— Begin Source extract —

Note: the scale of pz doesn't matter, since pz will be used only to compare the front-to-back order of scan-converted triangles.

After computing the perspective transformation, you just do your standard viewport transformation on px,py to compute which pixel the vertex lands on.

As we discussed in class, you are going to be implementing the Z-buffer algorithm, in which you interpolate the three vertex `[ red , green , blue , pz]` values over all the image pixels covered by the triangle in order to figure out which triangle is the frontmost one at each pixel of the image, and also to what color should be at that pixel.

Next week I am going to ask you to implement the complete Z-buffer algorithm. This week I just want you to work on the core part of the scan conversion: Interpolating vertex values across image pixels.

As we discussed in class, this scan-conversion step is the key place in your rendering pipeline where things are either going to be fast enough to do interactive graphics, or not. There are two things that are crucial for making this algorithm go fast:

• As we discussed in class, you need to use iterative methods. That's just a fancy way of saying that wherever possible, use addition instead of multiplication.

• Use integer arithmetic rather than floating point arithmetic. This is especially important in a language like Java, which implements integer math a lot faster than floating point math.

— End Source extract —

* _To do_:
(a) List the vertex values that the scan-conversion notes say are interpolated over the image pixels covered by a triangle.
(b) Transcribe the part of the records that begins with the line containing "gold-candle-body bbox=[696, 309, 703, 314]" and ends with the line containing "dxy-candle-body bbox=[1240, 698, 1247, 710]", including both of those lines.
The scan-conversion notes above and the records below come from unrelated sources.

— Begin Source data —

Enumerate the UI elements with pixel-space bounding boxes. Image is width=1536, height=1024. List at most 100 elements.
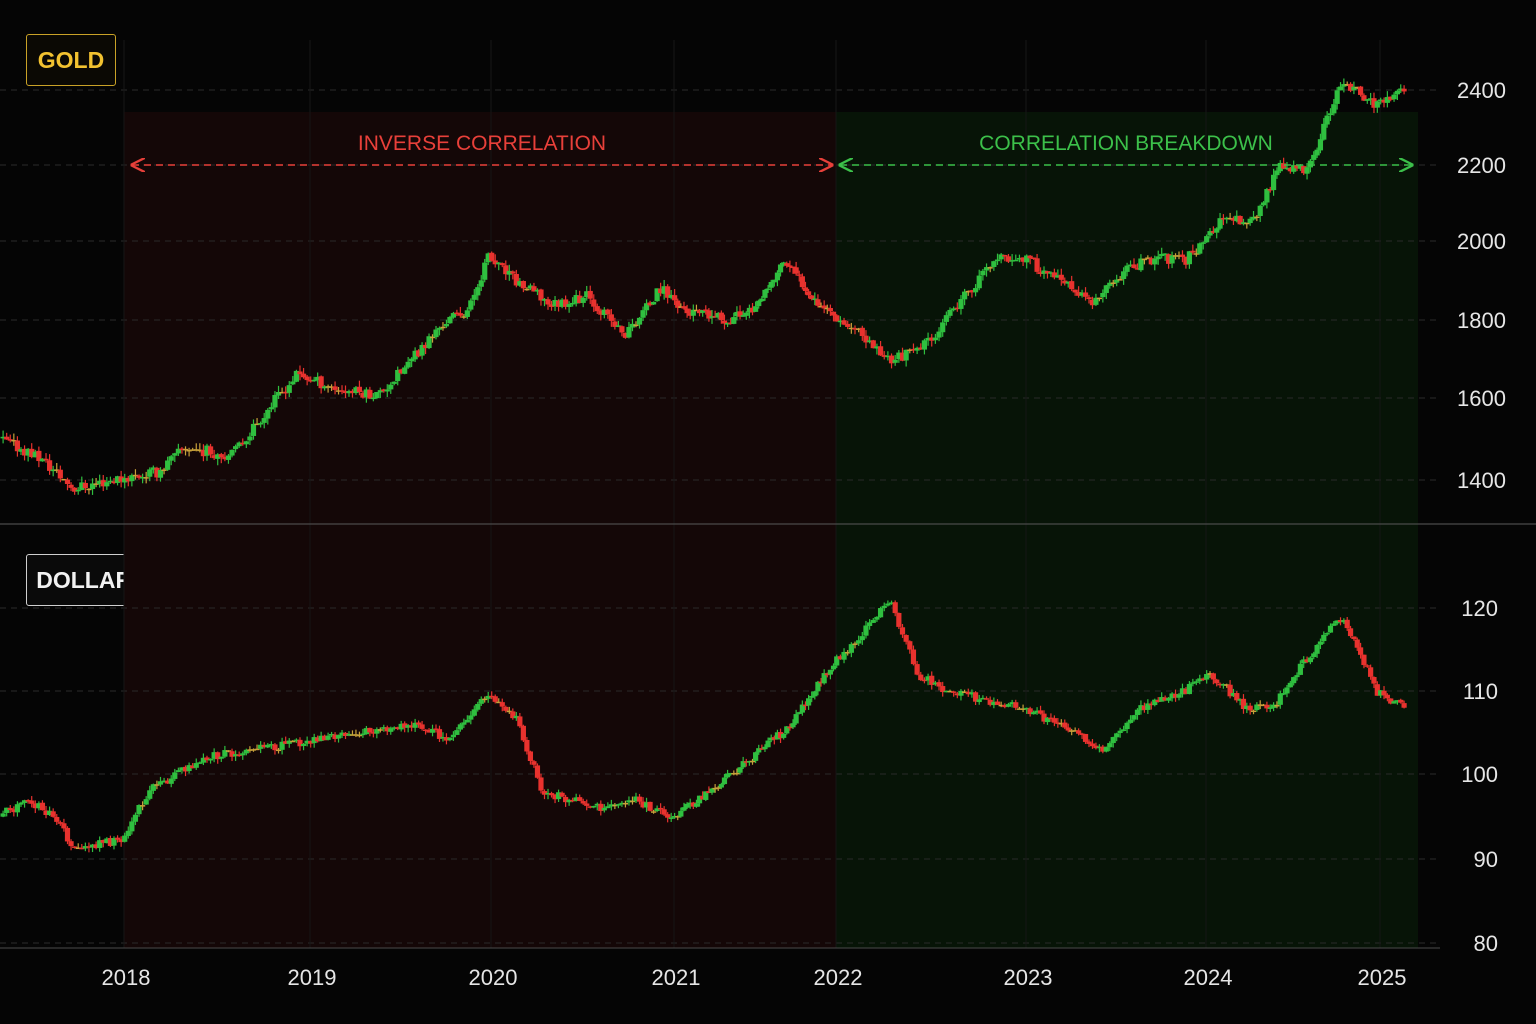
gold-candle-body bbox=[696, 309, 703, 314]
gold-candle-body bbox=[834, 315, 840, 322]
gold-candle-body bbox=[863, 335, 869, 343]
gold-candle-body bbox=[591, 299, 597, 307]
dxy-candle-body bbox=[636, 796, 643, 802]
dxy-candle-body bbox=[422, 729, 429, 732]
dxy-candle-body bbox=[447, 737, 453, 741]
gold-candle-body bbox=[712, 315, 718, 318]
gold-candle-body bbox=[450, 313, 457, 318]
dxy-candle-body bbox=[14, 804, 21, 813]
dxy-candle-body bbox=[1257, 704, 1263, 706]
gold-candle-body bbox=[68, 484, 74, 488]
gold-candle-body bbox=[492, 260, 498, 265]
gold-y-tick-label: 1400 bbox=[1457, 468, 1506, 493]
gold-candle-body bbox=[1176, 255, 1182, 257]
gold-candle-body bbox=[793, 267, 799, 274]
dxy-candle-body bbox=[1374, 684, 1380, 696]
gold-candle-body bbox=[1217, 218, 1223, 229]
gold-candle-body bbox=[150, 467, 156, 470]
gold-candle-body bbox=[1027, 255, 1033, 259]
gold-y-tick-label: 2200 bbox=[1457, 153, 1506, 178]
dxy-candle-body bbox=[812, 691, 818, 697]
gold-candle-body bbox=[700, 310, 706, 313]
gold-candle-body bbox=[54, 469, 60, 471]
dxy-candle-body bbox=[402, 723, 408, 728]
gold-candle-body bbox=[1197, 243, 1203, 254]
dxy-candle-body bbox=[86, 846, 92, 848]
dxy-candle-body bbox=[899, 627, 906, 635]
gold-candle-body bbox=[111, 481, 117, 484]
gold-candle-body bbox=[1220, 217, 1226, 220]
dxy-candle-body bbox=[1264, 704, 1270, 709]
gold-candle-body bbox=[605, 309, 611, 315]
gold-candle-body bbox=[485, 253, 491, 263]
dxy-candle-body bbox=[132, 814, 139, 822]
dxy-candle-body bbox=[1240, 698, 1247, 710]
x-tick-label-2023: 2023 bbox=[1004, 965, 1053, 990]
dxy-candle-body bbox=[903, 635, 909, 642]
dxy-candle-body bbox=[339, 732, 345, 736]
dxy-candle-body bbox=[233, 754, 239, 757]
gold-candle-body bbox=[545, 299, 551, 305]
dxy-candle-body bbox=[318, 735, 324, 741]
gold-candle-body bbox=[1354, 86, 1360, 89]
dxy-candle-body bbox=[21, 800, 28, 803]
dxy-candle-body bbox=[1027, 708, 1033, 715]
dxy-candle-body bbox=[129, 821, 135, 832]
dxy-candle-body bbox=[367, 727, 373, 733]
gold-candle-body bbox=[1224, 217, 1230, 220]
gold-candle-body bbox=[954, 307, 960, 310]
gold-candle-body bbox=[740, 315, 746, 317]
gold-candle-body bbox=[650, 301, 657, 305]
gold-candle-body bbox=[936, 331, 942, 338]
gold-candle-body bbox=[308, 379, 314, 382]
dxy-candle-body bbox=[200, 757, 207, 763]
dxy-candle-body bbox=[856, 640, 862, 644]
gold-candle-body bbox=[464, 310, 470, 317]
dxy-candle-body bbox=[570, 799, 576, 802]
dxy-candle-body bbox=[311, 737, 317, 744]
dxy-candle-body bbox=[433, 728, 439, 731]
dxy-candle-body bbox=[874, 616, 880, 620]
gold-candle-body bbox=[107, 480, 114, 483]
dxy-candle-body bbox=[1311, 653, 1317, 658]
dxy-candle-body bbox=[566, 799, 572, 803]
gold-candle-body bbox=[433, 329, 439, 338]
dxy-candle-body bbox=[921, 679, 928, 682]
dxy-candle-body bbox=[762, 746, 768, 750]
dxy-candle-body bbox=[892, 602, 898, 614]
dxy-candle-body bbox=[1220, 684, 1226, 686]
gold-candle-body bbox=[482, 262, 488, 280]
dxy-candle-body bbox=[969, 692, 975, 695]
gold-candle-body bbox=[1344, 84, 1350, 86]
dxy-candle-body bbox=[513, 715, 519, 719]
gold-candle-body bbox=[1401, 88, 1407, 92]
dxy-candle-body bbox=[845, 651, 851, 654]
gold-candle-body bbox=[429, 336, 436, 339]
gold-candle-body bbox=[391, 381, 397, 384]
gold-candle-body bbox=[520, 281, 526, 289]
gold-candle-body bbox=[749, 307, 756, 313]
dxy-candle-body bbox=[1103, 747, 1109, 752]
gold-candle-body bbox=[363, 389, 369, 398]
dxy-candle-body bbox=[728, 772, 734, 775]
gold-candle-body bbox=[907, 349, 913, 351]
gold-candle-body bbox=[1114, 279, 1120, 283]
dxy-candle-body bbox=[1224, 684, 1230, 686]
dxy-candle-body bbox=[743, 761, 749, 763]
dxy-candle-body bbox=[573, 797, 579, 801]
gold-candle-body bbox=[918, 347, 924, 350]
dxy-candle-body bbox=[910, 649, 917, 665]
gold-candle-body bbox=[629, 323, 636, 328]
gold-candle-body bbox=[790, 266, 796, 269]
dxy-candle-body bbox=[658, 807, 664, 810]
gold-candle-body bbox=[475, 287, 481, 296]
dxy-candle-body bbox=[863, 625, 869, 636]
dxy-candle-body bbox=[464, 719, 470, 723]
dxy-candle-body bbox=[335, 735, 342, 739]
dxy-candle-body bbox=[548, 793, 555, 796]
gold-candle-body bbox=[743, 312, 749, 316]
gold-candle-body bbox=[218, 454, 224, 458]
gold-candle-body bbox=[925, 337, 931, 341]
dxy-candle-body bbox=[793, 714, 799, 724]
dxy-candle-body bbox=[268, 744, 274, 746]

— End Source data —

* _Final answers_:
(a) red, green, blue, pz

(b)
gold-candle-body bbox=[696, 309, 703, 314]
gold-candle-body bbox=[834, 315, 840, 322]
gold-candle-body bbox=[863, 335, 869, 343]
gold-candle-body bbox=[591, 299, 597, 307]
dxy-candle-body bbox=[636, 796, 643, 802]
dxy-candle-body bbox=[422, 729, 429, 732]
dxy-candle-body bbox=[447, 737, 453, 741]
gold-candle-body bbox=[712, 315, 718, 318]
gold-candle-body bbox=[450, 313, 457, 318]
dxy-candle-body bbox=[14, 804, 21, 813]
dxy-candle-body bbox=[1257, 704, 1263, 706]
gold-candle-body bbox=[68, 484, 74, 488]
gold-candle-body bbox=[492, 260, 498, 265]
gold-y-tick-label: 1400 bbox=[1457, 468, 1506, 493]
gold-candle-body bbox=[1176, 255, 1182, 257]
gold-candle-body bbox=[793, 267, 799, 274]
dxy-candle-body bbox=[1374, 684, 1380, 696]
gold-candle-body bbox=[1217, 218, 1223, 229]
gold-candle-body bbox=[150, 467, 156, 470]
gold-candle-body bbox=[1027, 255, 1033, 259]
gold-y-tick-label: 2200 bbox=[1457, 153, 1506, 178]
dxy-candle-body bbox=[812, 691, 818, 697]
gold-candle-body bbox=[700, 310, 706, 313]
gold-candle-body bbox=[54, 469, 60, 471]
dxy-candle-body bbox=[402, 723, 408, 728]
gold-candle-body bbox=[1197, 243, 1203, 254]
dxy-candle-body bbox=[86, 846, 92, 848]
dxy-candle-body bbox=[899, 627, 906, 635]
gold-candle-body bbox=[111, 481, 117, 484]
gold-candle-body bbox=[1220, 217, 1226, 220]
dxy-candle-body bbox=[1264, 704, 1270, 709]
gold-candle-body bbox=[605, 309, 611, 315]
gold-candle-body bbox=[485, 253, 491, 263]
dxy-candle-body bbox=[132, 814, 139, 822]
dxy-candle-body bbox=[1240, 698, 1247, 710]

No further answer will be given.